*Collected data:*
>>

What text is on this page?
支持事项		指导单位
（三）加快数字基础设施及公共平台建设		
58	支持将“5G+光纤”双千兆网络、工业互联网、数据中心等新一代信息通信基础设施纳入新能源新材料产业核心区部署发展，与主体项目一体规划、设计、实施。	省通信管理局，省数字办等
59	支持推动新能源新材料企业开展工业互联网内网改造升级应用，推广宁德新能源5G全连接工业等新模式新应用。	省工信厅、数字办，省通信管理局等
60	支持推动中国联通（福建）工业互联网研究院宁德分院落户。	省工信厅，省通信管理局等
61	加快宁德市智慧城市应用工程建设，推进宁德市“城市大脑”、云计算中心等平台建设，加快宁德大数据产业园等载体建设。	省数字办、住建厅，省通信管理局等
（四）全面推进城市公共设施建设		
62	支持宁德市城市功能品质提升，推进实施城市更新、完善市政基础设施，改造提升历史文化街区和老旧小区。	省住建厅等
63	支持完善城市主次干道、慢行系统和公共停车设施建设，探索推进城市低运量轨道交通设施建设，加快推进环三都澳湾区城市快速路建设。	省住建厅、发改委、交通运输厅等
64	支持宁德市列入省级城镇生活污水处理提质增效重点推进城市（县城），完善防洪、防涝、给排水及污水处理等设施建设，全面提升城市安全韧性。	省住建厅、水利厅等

<<
>>

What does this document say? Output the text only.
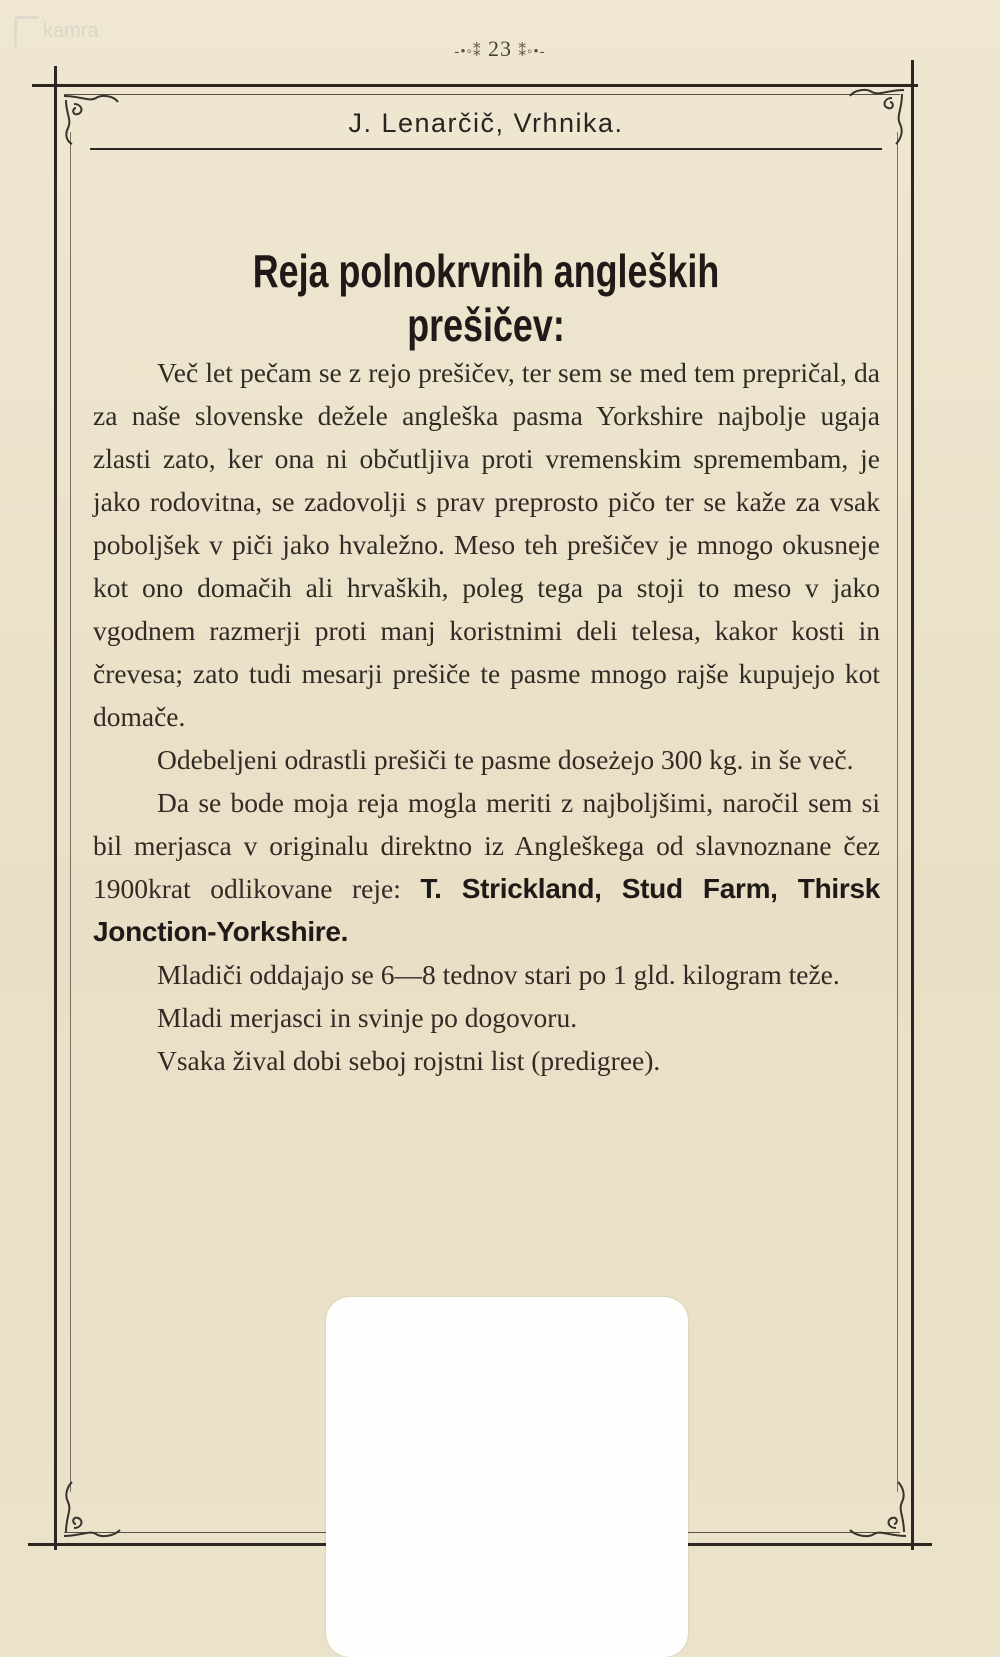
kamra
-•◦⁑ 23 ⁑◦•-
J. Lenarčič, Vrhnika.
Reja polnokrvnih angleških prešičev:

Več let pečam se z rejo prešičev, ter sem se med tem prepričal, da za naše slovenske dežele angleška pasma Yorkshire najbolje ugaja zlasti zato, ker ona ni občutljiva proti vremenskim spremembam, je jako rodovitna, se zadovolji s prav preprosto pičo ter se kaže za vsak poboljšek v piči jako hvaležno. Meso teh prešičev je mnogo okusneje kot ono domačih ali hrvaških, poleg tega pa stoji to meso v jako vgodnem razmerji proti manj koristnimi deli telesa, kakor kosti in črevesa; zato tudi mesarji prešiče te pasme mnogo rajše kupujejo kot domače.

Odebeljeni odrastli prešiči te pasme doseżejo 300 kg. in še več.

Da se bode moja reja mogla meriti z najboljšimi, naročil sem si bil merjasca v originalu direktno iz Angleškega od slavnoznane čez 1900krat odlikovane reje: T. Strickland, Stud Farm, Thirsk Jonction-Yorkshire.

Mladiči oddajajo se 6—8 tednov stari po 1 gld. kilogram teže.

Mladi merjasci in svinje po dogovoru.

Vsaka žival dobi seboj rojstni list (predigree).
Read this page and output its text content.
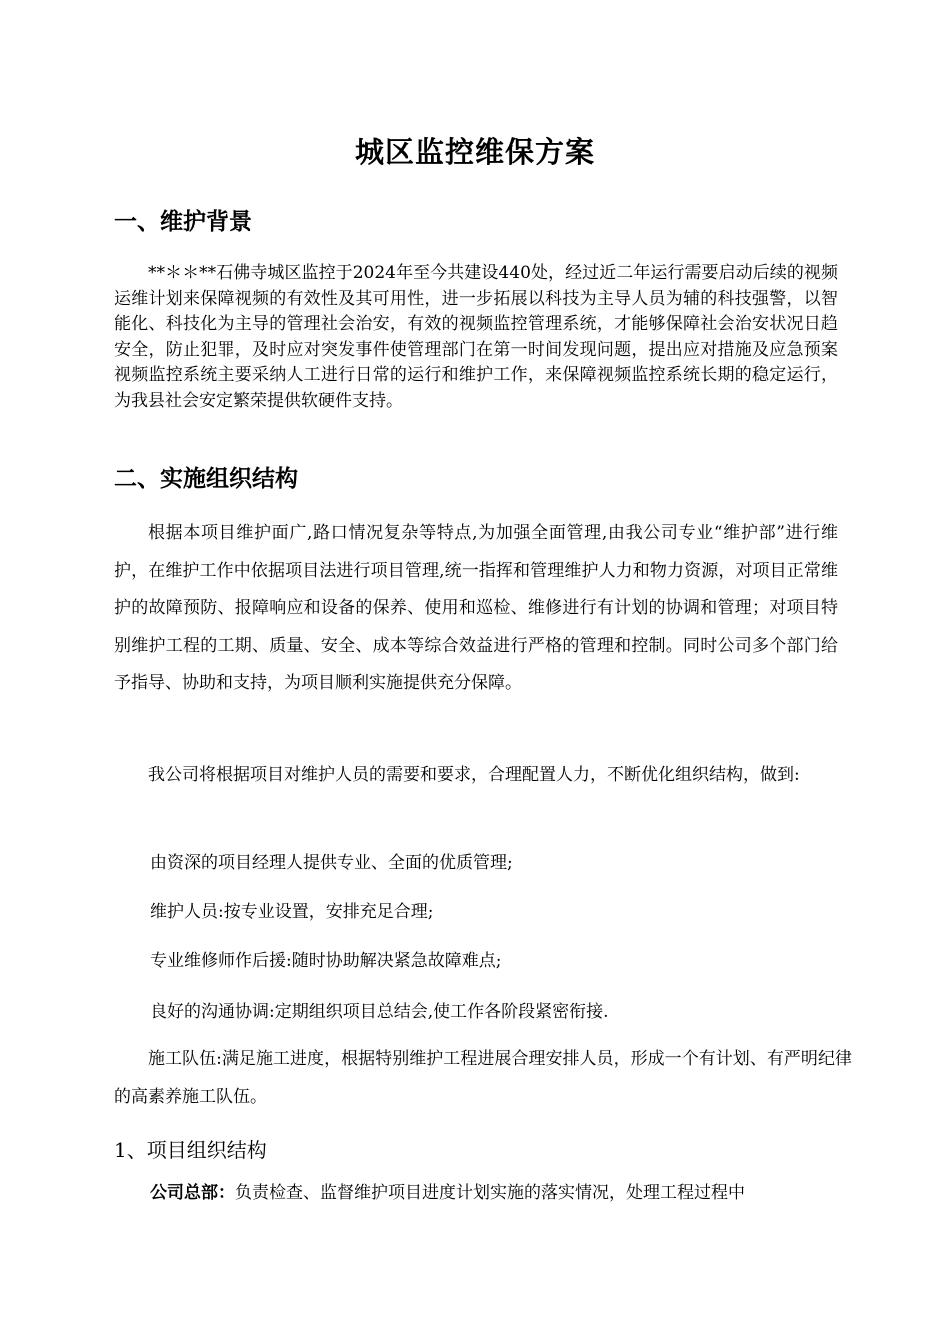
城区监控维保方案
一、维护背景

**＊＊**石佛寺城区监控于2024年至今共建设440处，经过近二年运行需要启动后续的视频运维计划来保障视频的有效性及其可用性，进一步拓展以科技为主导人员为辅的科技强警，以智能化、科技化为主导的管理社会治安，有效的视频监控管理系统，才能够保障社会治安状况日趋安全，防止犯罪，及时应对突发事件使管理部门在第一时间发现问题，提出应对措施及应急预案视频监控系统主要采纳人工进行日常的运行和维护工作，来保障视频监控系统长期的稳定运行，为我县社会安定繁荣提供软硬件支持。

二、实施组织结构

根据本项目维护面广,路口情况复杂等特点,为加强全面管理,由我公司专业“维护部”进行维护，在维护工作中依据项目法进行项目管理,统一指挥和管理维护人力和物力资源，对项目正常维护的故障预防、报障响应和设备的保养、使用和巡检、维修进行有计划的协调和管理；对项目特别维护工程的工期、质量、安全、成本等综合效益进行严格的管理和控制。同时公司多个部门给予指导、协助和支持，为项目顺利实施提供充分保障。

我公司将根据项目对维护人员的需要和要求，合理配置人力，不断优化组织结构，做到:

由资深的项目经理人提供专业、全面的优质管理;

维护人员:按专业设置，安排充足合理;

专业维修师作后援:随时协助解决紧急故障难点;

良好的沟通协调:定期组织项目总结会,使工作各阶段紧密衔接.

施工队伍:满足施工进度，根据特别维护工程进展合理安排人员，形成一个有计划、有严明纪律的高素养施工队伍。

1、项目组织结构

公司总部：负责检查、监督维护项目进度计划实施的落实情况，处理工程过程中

<<

*Aim of the task:*
Give the count of lines in the data shown above that contain "省通信管理局等", and nothing else.

*Output for this task:*
3